What you need to do :: Omit all images. Transcribe the rest of the material below exactly.

Records for this task ::

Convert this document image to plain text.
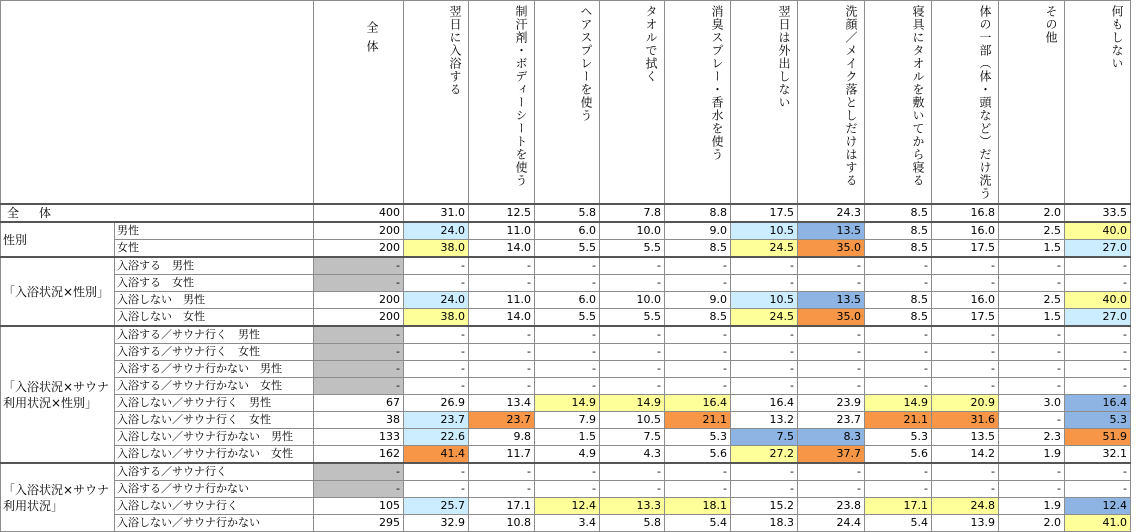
		全体	翌日に入浴する	制汗剤・ボディーシートを使う	ヘアスプレーを使う	タオルで拭く	消臭スプレー・香水を使う	翌日は外出しない	洗顔／メイク落としだけはする	寝具にタオルを敷いてから寝る	体の一部（体・頭など）だけ洗う	その他	何もしない
全　体		400	31.0	12.5	5.8	7.8	8.8	17.5	24.3	8.5	16.8	2.0	33.5
性別	男性	200	24.0	11.0	6.0	10.0	9.0	10.5	13.5	8.5	16.0	2.5	40.0
	女性	200	38.0	14.0	5.5	5.5	8.5	24.5	35.0	8.5	17.5	1.5	27.0
「入浴状況×性別」	入浴する　男性	-	-	-	-	-	-	-	-	-	-	-	-
	入浴する　女性	-	-	-	-	-	-	-	-	-	-	-	-
	入浴しない　男性	200	24.0	11.0	6.0	10.0	9.0	10.5	13.5	8.5	16.0	2.5	40.0
	入浴しない　女性	200	38.0	14.0	5.5	5.5	8.5	24.5	35.0	8.5	17.5	1.5	27.0
「入浴状況×サウナ利用状況×性別」	入浴する／サウナ行く　男性	-	-	-	-	-	-	-	-	-	-	-	-
	入浴する／サウナ行く　女性	-	-	-	-	-	-	-	-	-	-	-	-
	入浴する／サウナ行かない　男性	-	-	-	-	-	-	-	-	-	-	-	-
	入浴する／サウナ行かない　女性	-	-	-	-	-	-	-	-	-	-	-	-
	入浴しない／サウナ行く　男性	67	26.9	13.4	14.9	14.9	16.4	16.4	23.9	14.9	20.9	3.0	16.4
	入浴しない／サウナ行く　女性	38	23.7	23.7	7.9	10.5	21.1	13.2	23.7	21.1	31.6	-	5.3
	入浴しない／サウナ行かない　男性	133	22.6	9.8	1.5	7.5	5.3	7.5	8.3	5.3	13.5	2.3	51.9
	入浴しない／サウナ行かない　女性	162	41.4	11.7	4.9	4.3	5.6	27.2	37.7	5.6	14.2	1.9	32.1
「入浴状況×サウナ利用状況」	入浴する／サウナ行く	-	-	-	-	-	-	-	-	-	-	-	-
	入浴する／サウナ行かない	-	-	-	-	-	-	-	-	-	-	-	-
	入浴しない／サウナ行く	105	25.7	17.1	12.4	13.3	18.1	15.2	23.8	17.1	24.8	1.9	12.4
	入浴しない／サウナ行かない	295	32.9	10.8	3.4	5.8	5.4	18.3	24.4	5.4	13.9	2.0	41.0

Exercise solution ::
Convert this document image to plain text.
		全体	翌日に入浴する	制汗剤・ボディーシートを使う	ヘアスプレーを使う	タオルで拭く	消臭スプレー・香水を使う	翌日は外出しない	洗顔／メイク落としだけはする	寝具にタオルを敷いてから寝る	体の一部（体・頭など）だけ洗う	その他	何もしない
全　体		400	31.0	12.5	5.8	7.8	8.8	17.5	24.3	8.5	16.8	2.0	33.5
性別	男性	200	24.0	11.0	6.0	10.0	9.0	10.5	13.5	8.5	16.0	2.5	40.0
	女性	200	38.0	14.0	5.5	5.5	8.5	24.5	35.0	8.5	17.5	1.5	27.0
「入浴状況×性別」	入浴する　男性	-	-	-	-	-	-	-	-	-	-	-	-
	入浴する　女性	-	-	-	-	-	-	-	-	-	-	-	-
	入浴しない　男性	200	24.0	11.0	6.0	10.0	9.0	10.5	13.5	8.5	16.0	2.5	40.0
	入浴しない　女性	200	38.0	14.0	5.5	5.5	8.5	24.5	35.0	8.5	17.5	1.5	27.0
「入浴状況×サウナ利用状況×性別」	入浴する／サウナ行く　男性	-	-	-	-	-	-	-	-	-	-	-	-
	入浴する／サウナ行く　女性	-	-	-	-	-	-	-	-	-	-	-	-
	入浴する／サウナ行かない　男性	-	-	-	-	-	-	-	-	-	-	-	-
	入浴する／サウナ行かない　女性	-	-	-	-	-	-	-	-	-	-	-	-
	入浴しない／サウナ行く　男性	67	26.9	13.4	14.9	14.9	16.4	16.4	23.9	14.9	20.9	3.0	16.4
	入浴しない／サウナ行く　女性	38	23.7	23.7	7.9	10.5	21.1	13.2	23.7	21.1	31.6	-	5.3
	入浴しない／サウナ行かない　男性	133	22.6	9.8	1.5	7.5	5.3	7.5	8.3	5.3	13.5	2.3	51.9
	入浴しない／サウナ行かない　女性	162	41.4	11.7	4.9	4.3	5.6	27.2	37.7	5.6	14.2	1.9	32.1
「入浴状況×サウナ利用状況」	入浴する／サウナ行く	-	-	-	-	-	-	-	-	-	-	-	-
	入浴する／サウナ行かない	-	-	-	-	-	-	-	-	-	-	-	-
	入浴しない／サウナ行く	105	25.7	17.1	12.4	13.3	18.1	15.2	23.8	17.1	24.8	1.9	12.4
	入浴しない／サウナ行かない	295	32.9	10.8	3.4	5.8	5.4	18.3	24.4	5.4	13.9	2.0	41.0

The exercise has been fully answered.